-- Begin Input data --

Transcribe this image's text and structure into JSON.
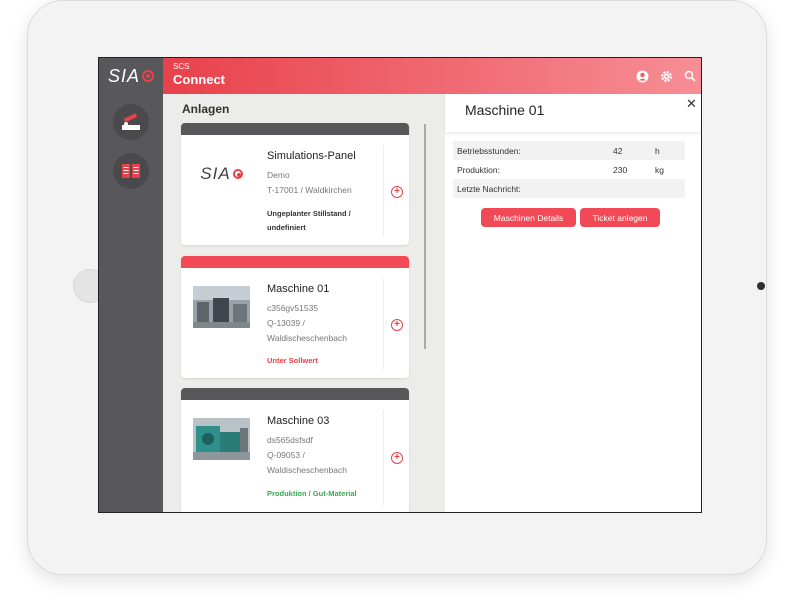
{
  "header": {
    "sub": "SCS",
    "title": "Connect"
  },
  "logo": {
    "text": "SIA"
  },
  "icons": {
    "user": "user-icon",
    "settings": "gear-icon",
    "search": "search-icon"
  },
  "sidebar": {
    "items": [
      {
        "icon": "machine-arm-icon"
      },
      {
        "icon": "book-icon"
      }
    ]
  },
  "list": {
    "title": "Anlagen",
    "cards": [
      {
        "name": "Simulations-Panel",
        "l1": "Demo",
        "l2": "T-17001 / Waldkirchen",
        "l3": "",
        "status": "Ungeplanter Stillstand /",
        "status2": "undefiniert",
        "status_color": "#333333",
        "bar": "dark"
      },
      {
        "name": "Maschine 01",
        "l1": "c356gv51535",
        "l2": "Q-13039 /",
        "l3": "Waldischeschenbach",
        "status": "Unter Sollwert",
        "status2": "",
        "status_color": "#e8414b",
        "bar": "red"
      },
      {
        "name": "Maschine 03",
        "l1": "ds565dsfsdf",
        "l2": "Q-09053 /",
        "l3": "Waldischeschenbach",
        "status": "Produktion / Gut-Material",
        "status2": "",
        "status_color": "#3aa856",
        "bar": "dark"
      }
    ]
  },
  "detail": {
    "title": "Maschine 01",
    "rows": [
      {
        "label": "Betriebsstunden:",
        "value": "42",
        "unit": "h"
      },
      {
        "label": "Produktion:",
        "value": "230",
        "unit": "kg"
      },
      {
        "label": "Letzte Nachricht:",
        "value": "",
        "unit": ""
      }
    ],
    "btn_details": "Maschinen Details",
    "btn_ticket": "Ticket anlegen"
  },
  "colors": {
    "accent": "#e8414b",
    "sidebar": "#58585a"
  }
}
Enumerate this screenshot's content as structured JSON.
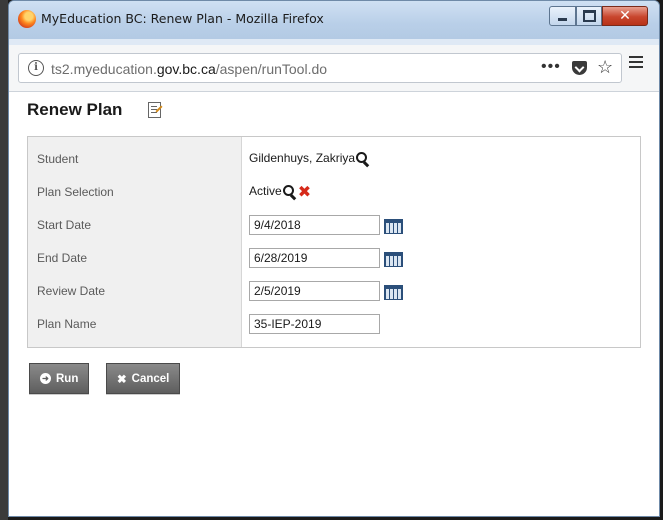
{
  "window": {
    "title": "MyEducation BC: Renew Plan - Mozilla Firefox"
  },
  "browser": {
    "url_host_prefix": "ts2.myeducation.",
    "url_host_domain": "gov.bc.ca",
    "url_path": "/aspen/runTool.do",
    "more_label": "•••"
  },
  "page": {
    "title": "Renew Plan"
  },
  "form": {
    "student": {
      "label": "Student",
      "value": "Gildenhuys, Zakriya"
    },
    "plan_selection": {
      "label": "Plan Selection",
      "value": "Active"
    },
    "start_date": {
      "label": "Start Date",
      "value": "9/4/2018"
    },
    "end_date": {
      "label": "End Date",
      "value": "6/28/2019"
    },
    "review_date": {
      "label": "Review Date",
      "value": "2/5/2019"
    },
    "plan_name": {
      "label": "Plan Name",
      "value": "35-IEP-2019"
    }
  },
  "actions": {
    "run_label": "Run",
    "cancel_label": "Cancel"
  }
}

-- End Input data --

Task requirements -> Tally the lines above that contain the word "title", and reply with only the number.

Response -> 5